In the entries below, arrange the lines from the one containing "y-tick-label: 4 xyxy=(65,715,72,729)" up to and including the one containing "parallelism-bar xyxy=(215,706,219,782)" as a JSON list of strings, one string per line, with blank lines left out.
○ ○ ○ ○ ○
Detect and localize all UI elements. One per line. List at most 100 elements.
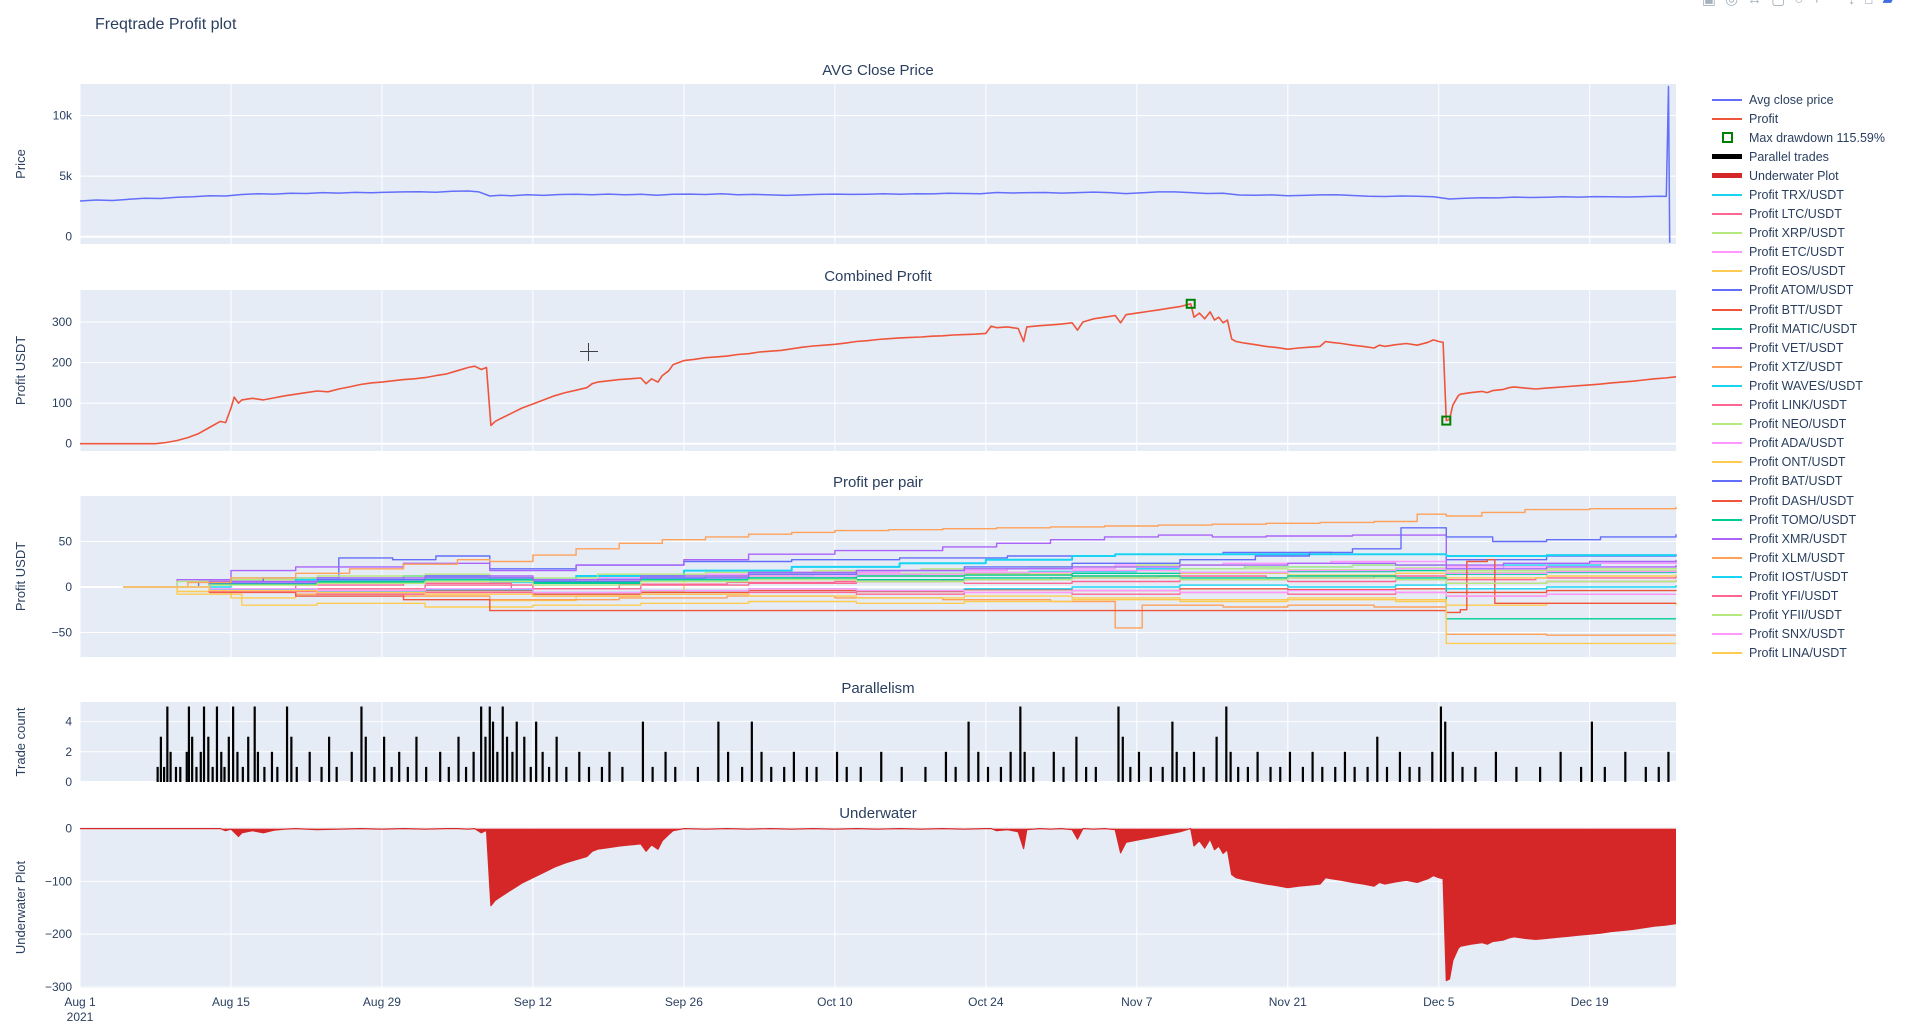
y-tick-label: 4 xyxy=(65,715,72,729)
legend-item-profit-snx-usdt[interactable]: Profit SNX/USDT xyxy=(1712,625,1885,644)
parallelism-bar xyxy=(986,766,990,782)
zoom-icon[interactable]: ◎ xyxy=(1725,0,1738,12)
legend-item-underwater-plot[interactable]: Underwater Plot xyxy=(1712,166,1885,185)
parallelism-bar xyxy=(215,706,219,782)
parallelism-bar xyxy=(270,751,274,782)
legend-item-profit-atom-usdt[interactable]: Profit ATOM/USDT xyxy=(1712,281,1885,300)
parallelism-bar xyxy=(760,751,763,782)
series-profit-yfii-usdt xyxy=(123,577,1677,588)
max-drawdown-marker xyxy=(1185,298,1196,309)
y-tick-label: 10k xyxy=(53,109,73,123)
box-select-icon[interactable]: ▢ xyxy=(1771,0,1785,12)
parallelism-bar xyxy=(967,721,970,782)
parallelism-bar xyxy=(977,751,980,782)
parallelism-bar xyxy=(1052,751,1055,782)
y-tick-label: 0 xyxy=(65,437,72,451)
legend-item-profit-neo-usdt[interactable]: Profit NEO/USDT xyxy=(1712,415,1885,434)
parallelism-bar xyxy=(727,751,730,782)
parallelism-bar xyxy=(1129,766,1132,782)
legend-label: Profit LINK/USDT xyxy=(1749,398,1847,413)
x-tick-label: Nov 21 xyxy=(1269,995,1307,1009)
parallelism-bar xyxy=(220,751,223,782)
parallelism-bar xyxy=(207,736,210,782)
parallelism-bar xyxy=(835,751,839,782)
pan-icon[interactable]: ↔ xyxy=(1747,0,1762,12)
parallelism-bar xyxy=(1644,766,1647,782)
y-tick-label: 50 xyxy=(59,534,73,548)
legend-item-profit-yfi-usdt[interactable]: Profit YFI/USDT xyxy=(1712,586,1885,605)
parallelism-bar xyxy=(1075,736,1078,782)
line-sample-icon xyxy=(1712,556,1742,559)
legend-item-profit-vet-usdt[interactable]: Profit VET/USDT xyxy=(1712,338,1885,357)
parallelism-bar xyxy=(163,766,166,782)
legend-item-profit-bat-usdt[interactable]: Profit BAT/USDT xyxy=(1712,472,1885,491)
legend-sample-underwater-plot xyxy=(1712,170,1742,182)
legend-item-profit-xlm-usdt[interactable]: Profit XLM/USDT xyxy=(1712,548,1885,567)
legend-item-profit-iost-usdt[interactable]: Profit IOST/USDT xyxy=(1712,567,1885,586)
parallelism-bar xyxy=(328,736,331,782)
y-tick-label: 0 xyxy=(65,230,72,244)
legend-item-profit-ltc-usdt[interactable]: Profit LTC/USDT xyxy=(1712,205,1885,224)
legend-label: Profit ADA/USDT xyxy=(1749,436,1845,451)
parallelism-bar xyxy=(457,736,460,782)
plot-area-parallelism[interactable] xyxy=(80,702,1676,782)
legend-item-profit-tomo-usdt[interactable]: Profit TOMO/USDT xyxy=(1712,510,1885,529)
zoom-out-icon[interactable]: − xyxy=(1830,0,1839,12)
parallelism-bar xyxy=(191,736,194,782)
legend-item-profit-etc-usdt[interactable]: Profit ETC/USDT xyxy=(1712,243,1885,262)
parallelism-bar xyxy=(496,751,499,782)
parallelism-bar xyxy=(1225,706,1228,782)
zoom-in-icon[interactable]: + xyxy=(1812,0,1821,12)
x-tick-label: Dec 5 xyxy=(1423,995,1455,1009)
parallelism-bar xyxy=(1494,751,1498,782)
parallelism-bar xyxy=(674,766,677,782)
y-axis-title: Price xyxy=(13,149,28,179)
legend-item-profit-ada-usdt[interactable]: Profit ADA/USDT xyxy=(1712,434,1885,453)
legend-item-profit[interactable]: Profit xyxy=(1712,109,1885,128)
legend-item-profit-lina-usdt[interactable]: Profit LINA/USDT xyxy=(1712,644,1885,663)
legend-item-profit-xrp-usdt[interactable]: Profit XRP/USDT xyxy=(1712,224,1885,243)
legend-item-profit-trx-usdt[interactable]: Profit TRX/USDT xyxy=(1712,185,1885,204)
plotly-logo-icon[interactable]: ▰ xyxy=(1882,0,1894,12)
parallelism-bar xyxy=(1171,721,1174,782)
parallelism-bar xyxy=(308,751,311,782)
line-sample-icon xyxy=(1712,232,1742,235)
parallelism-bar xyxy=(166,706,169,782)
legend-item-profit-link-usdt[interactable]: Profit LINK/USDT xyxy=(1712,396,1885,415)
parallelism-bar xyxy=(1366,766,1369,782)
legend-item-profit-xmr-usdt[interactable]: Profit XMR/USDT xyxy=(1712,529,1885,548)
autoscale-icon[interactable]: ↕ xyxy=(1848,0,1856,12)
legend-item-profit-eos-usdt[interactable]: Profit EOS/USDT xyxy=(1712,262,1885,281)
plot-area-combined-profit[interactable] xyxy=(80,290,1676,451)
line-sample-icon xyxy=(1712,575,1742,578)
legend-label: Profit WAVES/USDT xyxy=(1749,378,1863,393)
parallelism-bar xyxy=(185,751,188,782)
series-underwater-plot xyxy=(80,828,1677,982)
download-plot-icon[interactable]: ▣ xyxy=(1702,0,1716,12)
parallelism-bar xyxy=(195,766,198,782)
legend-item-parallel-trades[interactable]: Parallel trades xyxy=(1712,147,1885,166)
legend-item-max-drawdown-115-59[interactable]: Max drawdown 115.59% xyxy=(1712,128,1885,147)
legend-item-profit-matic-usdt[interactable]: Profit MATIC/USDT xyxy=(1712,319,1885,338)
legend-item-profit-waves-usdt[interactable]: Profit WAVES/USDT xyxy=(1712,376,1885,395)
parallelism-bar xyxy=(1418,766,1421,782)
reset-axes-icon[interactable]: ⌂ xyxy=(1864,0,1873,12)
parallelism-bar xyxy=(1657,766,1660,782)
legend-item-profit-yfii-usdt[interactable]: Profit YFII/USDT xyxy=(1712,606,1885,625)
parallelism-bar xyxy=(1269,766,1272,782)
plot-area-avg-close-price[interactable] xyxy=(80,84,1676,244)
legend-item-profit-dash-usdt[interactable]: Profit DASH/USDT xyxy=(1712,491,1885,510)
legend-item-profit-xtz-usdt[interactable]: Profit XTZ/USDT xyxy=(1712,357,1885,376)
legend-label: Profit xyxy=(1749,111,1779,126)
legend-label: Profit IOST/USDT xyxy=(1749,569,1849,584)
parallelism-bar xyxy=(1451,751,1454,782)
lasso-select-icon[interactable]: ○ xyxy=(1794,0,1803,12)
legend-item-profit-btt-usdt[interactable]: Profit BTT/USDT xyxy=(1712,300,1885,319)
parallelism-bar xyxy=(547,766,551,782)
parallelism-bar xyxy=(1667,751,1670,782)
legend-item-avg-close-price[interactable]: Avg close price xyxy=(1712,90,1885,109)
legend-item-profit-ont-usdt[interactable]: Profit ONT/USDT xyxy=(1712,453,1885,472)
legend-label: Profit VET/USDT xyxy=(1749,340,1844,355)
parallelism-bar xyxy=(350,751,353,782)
○ ○ ○ ○ ○
- _Result of this task_
[
  "y-tick-label: 4 xyxy=(65,715,72,729)",
  "legend-item-profit-snx-usdt[interactable]: Profit SNX/USDT xyxy=(1712,625,1885,644)",
  "parallelism-bar xyxy=(986,766,990,782)",
  "zoom-icon[interactable]: ◎ xyxy=(1725,0,1738,12)",
  "legend-item-underwater-plot[interactable]: Underwater Plot xyxy=(1712,166,1885,185)",
  "parallelism-bar xyxy=(215,706,219,782)"
]